Source records:
[Start]
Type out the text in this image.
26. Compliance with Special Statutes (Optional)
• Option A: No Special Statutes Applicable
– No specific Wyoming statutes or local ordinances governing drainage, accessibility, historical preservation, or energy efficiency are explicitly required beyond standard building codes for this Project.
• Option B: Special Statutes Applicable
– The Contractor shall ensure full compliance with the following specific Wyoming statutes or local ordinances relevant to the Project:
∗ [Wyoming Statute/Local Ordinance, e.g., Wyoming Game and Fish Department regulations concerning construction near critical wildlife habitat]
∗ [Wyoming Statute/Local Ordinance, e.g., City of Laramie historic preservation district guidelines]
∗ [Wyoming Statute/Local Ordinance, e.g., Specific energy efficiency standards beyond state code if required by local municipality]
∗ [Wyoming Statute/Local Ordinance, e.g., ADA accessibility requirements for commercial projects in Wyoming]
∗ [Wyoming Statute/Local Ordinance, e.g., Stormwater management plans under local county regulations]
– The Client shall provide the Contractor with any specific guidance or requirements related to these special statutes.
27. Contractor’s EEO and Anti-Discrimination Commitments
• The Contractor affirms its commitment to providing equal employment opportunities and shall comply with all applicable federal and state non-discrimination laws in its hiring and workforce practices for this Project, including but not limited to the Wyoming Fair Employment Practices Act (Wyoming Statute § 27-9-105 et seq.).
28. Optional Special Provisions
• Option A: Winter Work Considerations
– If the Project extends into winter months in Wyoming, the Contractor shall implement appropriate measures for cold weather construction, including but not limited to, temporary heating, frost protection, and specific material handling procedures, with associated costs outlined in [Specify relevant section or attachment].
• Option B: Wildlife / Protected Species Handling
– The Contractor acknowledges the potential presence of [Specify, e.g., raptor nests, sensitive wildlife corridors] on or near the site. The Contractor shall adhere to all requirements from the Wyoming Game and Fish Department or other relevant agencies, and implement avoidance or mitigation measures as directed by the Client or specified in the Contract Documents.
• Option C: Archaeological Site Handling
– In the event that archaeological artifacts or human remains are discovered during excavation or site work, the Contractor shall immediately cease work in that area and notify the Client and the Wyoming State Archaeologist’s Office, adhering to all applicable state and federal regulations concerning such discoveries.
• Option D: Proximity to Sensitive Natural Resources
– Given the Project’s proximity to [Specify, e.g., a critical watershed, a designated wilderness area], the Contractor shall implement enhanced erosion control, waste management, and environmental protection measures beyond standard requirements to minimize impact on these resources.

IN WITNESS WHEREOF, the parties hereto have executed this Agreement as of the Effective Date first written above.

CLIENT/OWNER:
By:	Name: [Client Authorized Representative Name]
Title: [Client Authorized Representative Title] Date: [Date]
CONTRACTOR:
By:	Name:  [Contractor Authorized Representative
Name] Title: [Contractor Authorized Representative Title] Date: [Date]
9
[End]
Output the data above exactly, please, line for line.

CORRECT RESPONSE.
Type out the text in this image.
26. Compliance with Special Statutes (Optional)
• Option A: No Special Statutes Applicable
– No specific Wyoming statutes or local ordinances governing drainage, accessibility, historical preservation, or energy efficiency are explicitly required beyond standard building codes for this Project.
• Option B: Special Statutes Applicable
– The Contractor shall ensure full compliance with the following specific Wyoming statutes or local ordinances relevant to the Project:
∗ [Wyoming Statute/Local Ordinance, e.g., Wyoming Game and Fish Department regulations concerning construction near critical wildlife habitat]
∗ [Wyoming Statute/Local Ordinance, e.g., City of Laramie historic preservation district guidelines]
∗ [Wyoming Statute/Local Ordinance, e.g., Specific energy efficiency standards beyond state code if required by local municipality]
∗ [Wyoming Statute/Local Ordinance, e.g., ADA accessibility requirements for commercial projects in Wyoming]
∗ [Wyoming Statute/Local Ordinance, e.g., Stormwater management plans under local county regulations]
– The Client shall provide the Contractor with any specific guidance or requirements related to these special statutes.
27. Contractor’s EEO and Anti-Discrimination Commitments
• The Contractor affirms its commitment to providing equal employment opportunities and shall comply with all applicable federal and state non-discrimination laws in its hiring and workforce practices for this Project, including but not limited to the Wyoming Fair Employment Practices Act (Wyoming Statute § 27-9-105 et seq.).
28. Optional Special Provisions
• Option A: Winter Work Considerations
– If the Project extends into winter months in Wyoming, the Contractor shall implement appropriate measures for cold weather construction, including but not limited to, temporary heating, frost protection, and specific material handling procedures, with associated costs outlined in [Specify relevant section or attachment].
• Option B: Wildlife / Protected Species Handling
– The Contractor acknowledges the potential presence of [Specify, e.g., raptor nests, sensitive wildlife corridors] on or near the site. The Contractor shall adhere to all requirements from the Wyoming Game and Fish Department or other relevant agencies, and implement avoidance or mitigation measures as directed by the Client or specified in the Contract Documents.
• Option C: Archaeological Site Handling
– In the event that archaeological artifacts or human remains are discovered during excavation or site work, the Contractor shall immediately cease work in that area and notify the Client and the Wyoming State Archaeologist’s Office, adhering to all applicable state and federal regulations concerning such discoveries.
• Option D: Proximity to Sensitive Natural Resources
– Given the Project’s proximity to [Specify, e.g., a critical watershed, a designated wilderness area], the Contractor shall implement enhanced erosion control, waste management, and environmental protection measures beyond standard requirements to minimize impact on these resources.

IN WITNESS WHEREOF, the parties hereto have executed this Agreement as of the Effective Date first written above.

CLIENT/OWNER:
By:	Name: [Client Authorized Representative Name]
Title: [Client Authorized Representative Title] Date: [Date]
CONTRACTOR:
By:	Name:  [Contractor Authorized Representative
Name] Title: [Contractor Authorized Representative Title] Date: [Date]
9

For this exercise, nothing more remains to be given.